-------- Provided material
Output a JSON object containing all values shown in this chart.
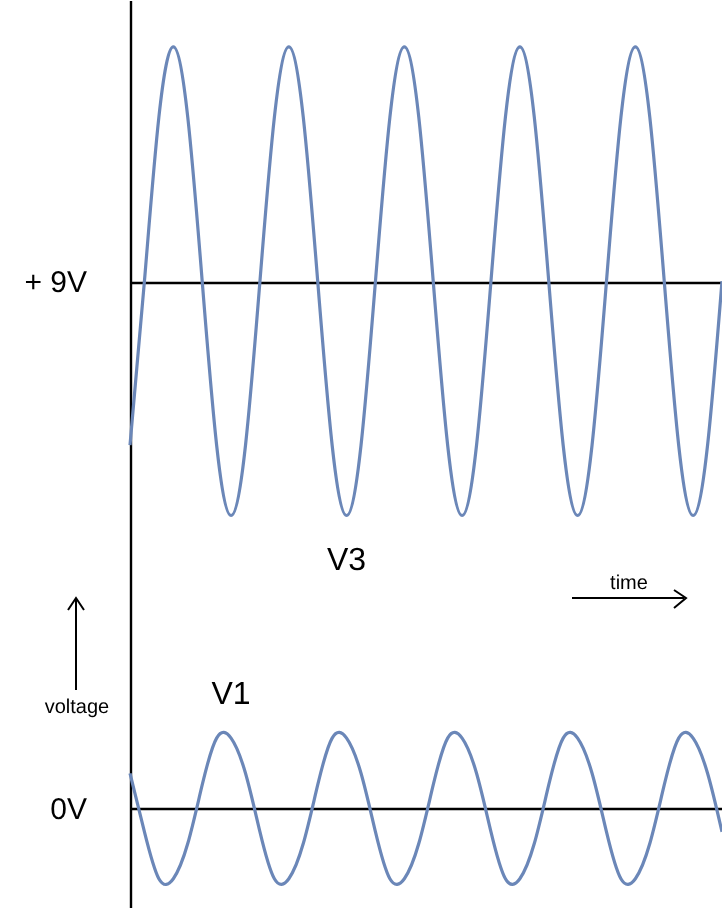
{
  "chart_data": {
    "type": "line",
    "xlabel": "time",
    "ylabel": "voltage",
    "categories": [
      null,
      null,
      null,
      null,
      null,
      null,
      null,
      null,
      null,
      null,
      null,
      null,
      null,
      null,
      null,
      null,
      null,
      null,
      null,
      null,
      null,
      null,
      null,
      null,
      null,
      null,
      null,
      null,
      null,
      null,
      null,
      null,
      null,
      null,
      null,
      null,
      null,
      null,
      null,
      null,
      null,
      null
    ],
    "series": [
      {
        "name": "V3",
        "color": "#6b87b8",
        "values": [
          6.2,
          9,
          11.8,
          13,
          11.8,
          9,
          6.2,
          5,
          6.2,
          9,
          11.8,
          13,
          11.8,
          9,
          6.2,
          5,
          6.2,
          9,
          11.8,
          13,
          11.8,
          9,
          6.2,
          5,
          6.2,
          9,
          11.8,
          13,
          11.8,
          9,
          6.2,
          5,
          6.2,
          9,
          11.8,
          13,
          11.8,
          9,
          6.2,
          5,
          6.2,
          9
        ]
      },
      {
        "name": "V1",
        "color": "#6b87b8",
        "values": [
          0.6,
          -0.4,
          -1.2,
          -1.2,
          -0.6,
          0.4,
          1.2,
          1.2,
          0.6,
          -0.4,
          -1.2,
          -1.2,
          -0.6,
          0.4,
          1.2,
          1.2,
          0.6,
          -0.4,
          -1.2,
          -1.2,
          -0.6,
          0.4,
          1.2,
          1.2,
          0.6,
          -0.4,
          -1.2,
          -1.2,
          -0.6,
          0.4,
          1.2,
          1.2,
          0.6,
          -0.4,
          -1.2,
          -1.2,
          -0.6,
          0.4,
          1.2,
          1.2,
          0.6,
          -0.4
        ]
      }
    ],
    "ylim": [
      -1.7,
      13.8
    ],
    "yticks": [
      {
        "value": 0,
        "label": "0V"
      },
      {
        "value": 9,
        "label": "+ 9V"
      }
    ],
    "grid": "y",
    "marker": "none",
    "line_style": "solid",
    "tick_labels": "y"
  }
}
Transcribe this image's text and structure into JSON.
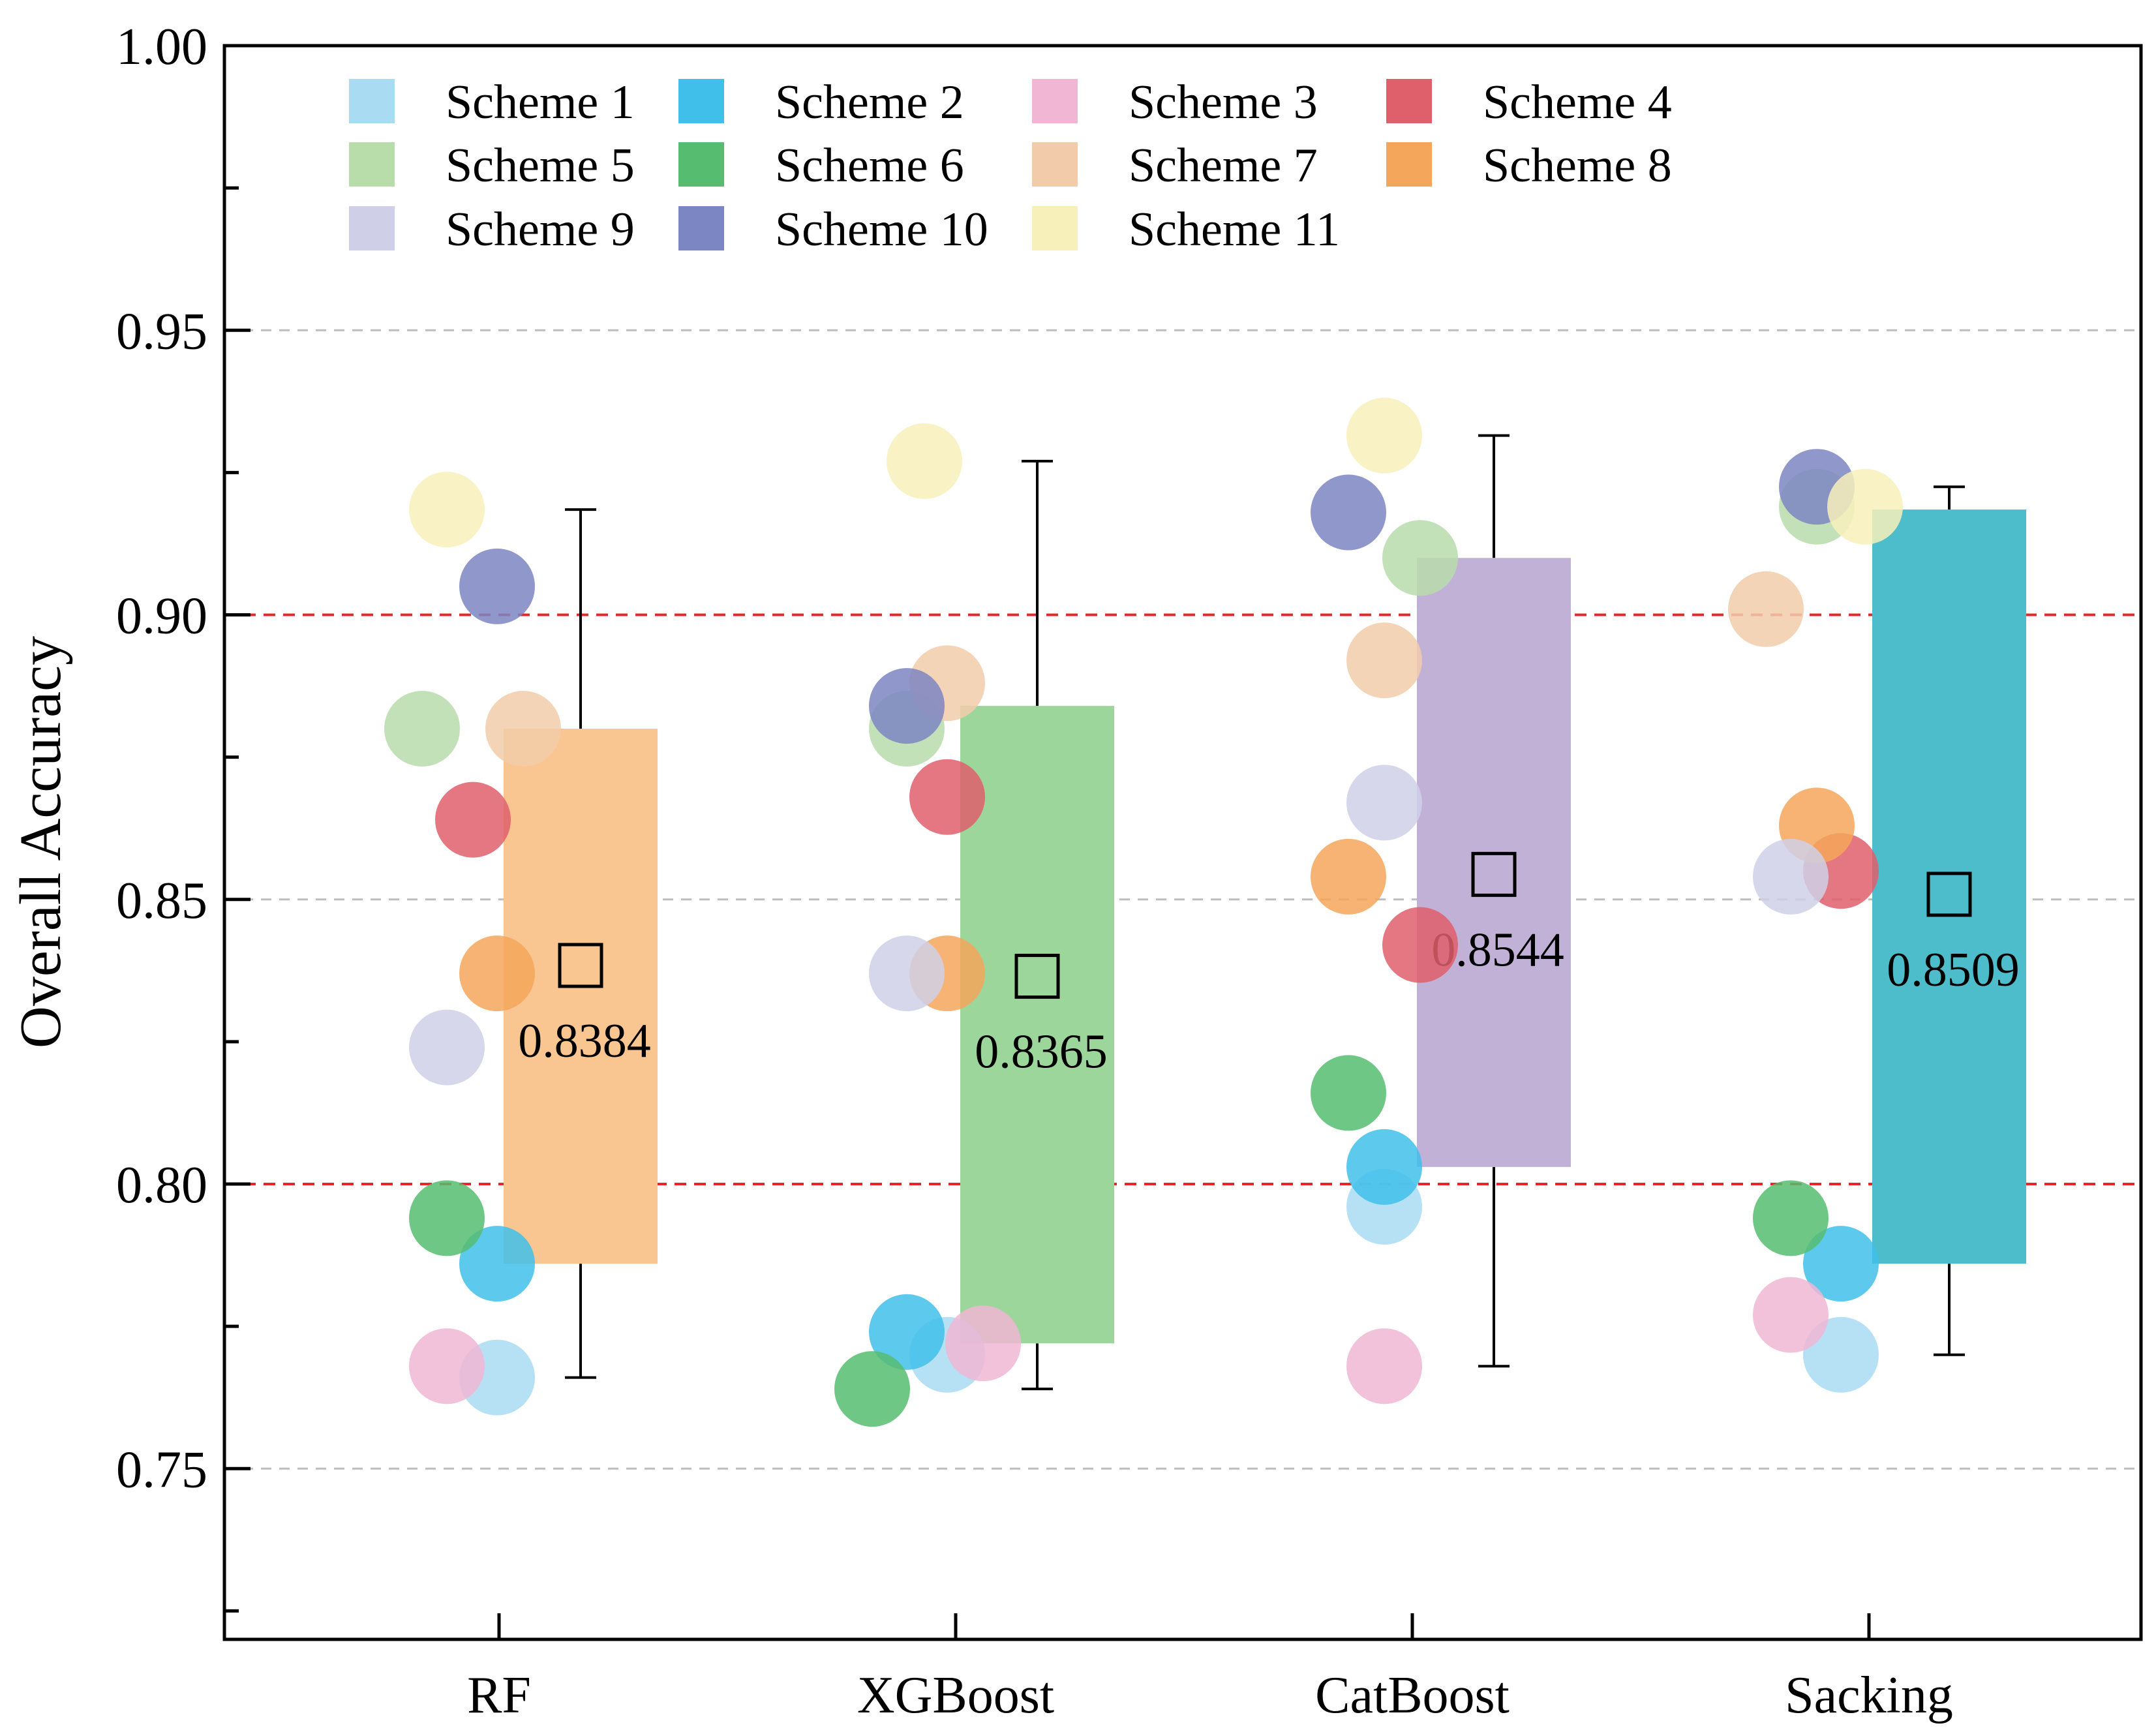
{
  "chart_data": {
    "type": "box",
    "title": "",
    "xlabel": "",
    "ylabel": "Overall Accuracy",
    "ylim": [
      0.72,
      1.0
    ],
    "yticks": [
      "0.75",
      "0.80",
      "0.85",
      "0.90",
      "0.95",
      "1.00"
    ],
    "yticks_values": [
      0.75,
      0.8,
      0.85,
      0.9,
      0.95,
      1.0
    ],
    "reference_lines": [
      {
        "value": 0.9,
        "style": "dashed",
        "color": "#e8262a"
      },
      {
        "value": 0.8,
        "style": "dashed",
        "color": "#e8262a"
      }
    ],
    "grid_lines": [
      0.75,
      0.85,
      0.95
    ],
    "legend_position": "top-left",
    "schemes": [
      {
        "name": "Scheme 1",
        "color": "#a9dcf3"
      },
      {
        "name": "Scheme 2",
        "color": "#3fbfea"
      },
      {
        "name": "Scheme 3",
        "color": "#f0b6d4"
      },
      {
        "name": "Scheme 4",
        "color": "#df5f6b"
      },
      {
        "name": "Scheme 5",
        "color": "#b9dcab"
      },
      {
        "name": "Scheme 6",
        "color": "#56bd70"
      },
      {
        "name": "Scheme 7",
        "color": "#f2ccaa"
      },
      {
        "name": "Scheme 8",
        "color": "#f4a65b"
      },
      {
        "name": "Scheme 9",
        "color": "#cfd0e7"
      },
      {
        "name": "Scheme 10",
        "color": "#7c86c2"
      },
      {
        "name": "Scheme 11",
        "color": "#f8f0ba"
      }
    ],
    "models": [
      {
        "name": "RF",
        "box_color": "#f9c590",
        "mean": 0.8384,
        "mean_label": "0.8384",
        "q1": 0.786,
        "q3": 0.88,
        "whisker_low": 0.766,
        "whisker_high": 0.9185,
        "points": [
          0.766,
          0.786,
          0.768,
          0.864,
          0.88,
          0.794,
          0.88,
          0.837,
          0.824,
          0.905,
          0.9185
        ]
      },
      {
        "name": "XGBoost",
        "box_color": "#9dd69b",
        "mean": 0.8365,
        "mean_label": "0.8365",
        "q1": 0.772,
        "q3": 0.884,
        "whisker_low": 0.764,
        "whisker_high": 0.927,
        "points": [
          0.77,
          0.774,
          0.772,
          0.868,
          0.88,
          0.764,
          0.888,
          0.837,
          0.837,
          0.884,
          0.927
        ]
      },
      {
        "name": "CatBoost",
        "box_color": "#c2b1d7",
        "mean": 0.8544,
        "mean_label": "0.8544",
        "q1": 0.803,
        "q3": 0.91,
        "whisker_low": 0.768,
        "whisker_high": 0.9315,
        "points": [
          0.796,
          0.803,
          0.768,
          0.842,
          0.91,
          0.816,
          0.892,
          0.854,
          0.867,
          0.918,
          0.9315
        ]
      },
      {
        "name": "Sacking",
        "box_color": "#4dbdcc",
        "mean": 0.8509,
        "mean_label": "0.8509",
        "q1": 0.786,
        "q3": 0.9185,
        "whisker_low": 0.77,
        "whisker_high": 0.9225,
        "points": [
          0.77,
          0.786,
          0.777,
          0.855,
          0.919,
          0.794,
          0.901,
          0.863,
          0.854,
          0.9225,
          0.919
        ]
      }
    ]
  }
}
----------------
» Direction: Each entry should be repeated exactly as it appears; the pictures stay out.

» Exercise response:
Output a JSON object containing all values shown in this chart.
{
  "chart_data": {
    "type": "line",
    "xlabel": "time",
    "ylabel": "voltage",
    "categories": [
      null,
      null,
      null,
      null,
      null,
      null,
      null,
      null,
      null,
      null,
      null,
      null,
      null,
      null,
      null,
      null,
      null,
      null,
      null,
      null,
      null,
      null,
      null,
      null,
      null,
      null,
      null,
      null,
      null,
      null,
      null,
      null,
      null,
      null,
      null,
      null,
      null,
      null,
      null,
      null,
      null,
      null
    ],
    "series": [
      {
        "name": "V3",
        "color": "#6b87b8",
        "values": [
          6.2,
          9,
          11.8,
          13,
          11.8,
          9,
          6.2,
          5,
          6.2,
          9,
          11.8,
          13,
          11.8,
          9,
          6.2,
          5,
          6.2,
          9,
          11.8,
          13,
          11.8,
          9,
          6.2,
          5,
          6.2,
          9,
          11.8,
          13,
          11.8,
          9,
          6.2,
          5,
          6.2,
          9,
          11.8,
          13,
          11.8,
          9,
          6.2,
          5,
          6.2,
          9
        ]
      },
      {
        "name": "V1",
        "color": "#6b87b8",
        "values": [
          0.6,
          -0.4,
          -1.2,
          -1.2,
          -0.6,
          0.4,
          1.2,
          1.2,
          0.6,
          -0.4,
          -1.2,
          -1.2,
          -0.6,
          0.4,
          1.2,
          1.2,
          0.6,
          -0.4,
          -1.2,
          -1.2,
          -0.6,
          0.4,
          1.2,
          1.2,
          0.6,
          -0.4,
          -1.2,
          -1.2,
          -0.6,
          0.4,
          1.2,
          1.2,
          0.6,
          -0.4,
          -1.2,
          -1.2,
          -0.6,
          0.4,
          1.2,
          1.2,
          0.6,
          -0.4
        ]
      }
    ],
    "ylim": [
      -1.7,
      13.8
    ],
    "yticks": [
      {
        "value": 0,
        "label": "0V"
      },
      {
        "value": 9,
        "label": "+ 9V"
      }
    ],
    "grid": "y",
    "marker": "none",
    "line_style": "solid",
    "tick_labels": "y"
  }
}
Transcribe this image's text and structure into JSON.
{
  "chart_data": {
    "type": "box",
    "title": "",
    "xlabel": "",
    "ylabel": "Overall Accuracy",
    "ylim": [
      0.72,
      1.0
    ],
    "yticks": [
      "0.75",
      "0.80",
      "0.85",
      "0.90",
      "0.95",
      "1.00"
    ],
    "yticks_values": [
      0.75,
      0.8,
      0.85,
      0.9,
      0.95,
      1.0
    ],
    "reference_lines": [
      {
        "value": 0.9,
        "style": "dashed",
        "color": "#e8262a"
      },
      {
        "value": 0.8,
        "style": "dashed",
        "color": "#e8262a"
      }
    ],
    "grid_lines": [
      0.75,
      0.85,
      0.95
    ],
    "legend_position": "top-left",
    "schemes": [
      {
        "name": "Scheme 1",
        "color": "#a9dcf3"
      },
      {
        "name": "Scheme 2",
        "color": "#3fbfea"
      },
      {
        "name": "Scheme 3",
        "color": "#f0b6d4"
      },
      {
        "name": "Scheme 4",
        "color": "#df5f6b"
      },
      {
        "name": "Scheme 5",
        "color": "#b9dcab"
      },
      {
        "name": "Scheme 6",
        "color": "#56bd70"
      },
      {
        "name": "Scheme 7",
        "color": "#f2ccaa"
      },
      {
        "name": "Scheme 8",
        "color": "#f4a65b"
      },
      {
        "name": "Scheme 9",
        "color": "#cfd0e7"
      },
      {
        "name": "Scheme 10",
        "color": "#7c86c2"
      },
      {
        "name": "Scheme 11",
        "color": "#f8f0ba"
      }
    ],
    "models": [
      {
        "name": "RF",
        "box_color": "#f9c590",
        "mean": 0.8384,
        "mean_label": "0.8384",
        "q1": 0.786,
        "q3": 0.88,
        "whisker_low": 0.766,
        "whisker_high": 0.9185,
        "points": [
          0.766,
          0.786,
          0.768,
          0.864,
          0.88,
          0.794,
          0.88,
          0.837,
          0.824,
          0.905,
          0.9185
        ]
      },
      {
        "name": "XGBoost",
        "box_color": "#9dd69b",
        "mean": 0.8365,
        "mean_label": "0.8365",
        "q1": 0.772,
        "q3": 0.884,
        "whisker_low": 0.764,
        "whisker_high": 0.927,
        "points": [
          0.77,
          0.774,
          0.772,
          0.868,
          0.88,
          0.764,
          0.888,
          0.837,
          0.837,
          0.884,
          0.927
        ]
      },
      {
        "name": "CatBoost",
        "box_color": "#c2b1d7",
        "mean": 0.8544,
        "mean_label": "0.8544",
        "q1": 0.803,
        "q3": 0.91,
        "whisker_low": 0.768,
        "whisker_high": 0.9315,
        "points": [
          0.796,
          0.803,
          0.768,
          0.842,
          0.91,
          0.816,
          0.892,
          0.854,
          0.867,
          0.918,
          0.9315
        ]
      },
      {
        "name": "Sacking",
        "box_color": "#4dbdcc",
        "mean": 0.8509,
        "mean_label": "0.8509",
        "q1": 0.786,
        "q3": 0.9185,
        "whisker_low": 0.77,
        "whisker_high": 0.9225,
        "points": [
          0.77,
          0.786,
          0.777,
          0.855,
          0.919,
          0.794,
          0.901,
          0.863,
          0.854,
          0.9225,
          0.919
        ]
      }
    ]
  }
}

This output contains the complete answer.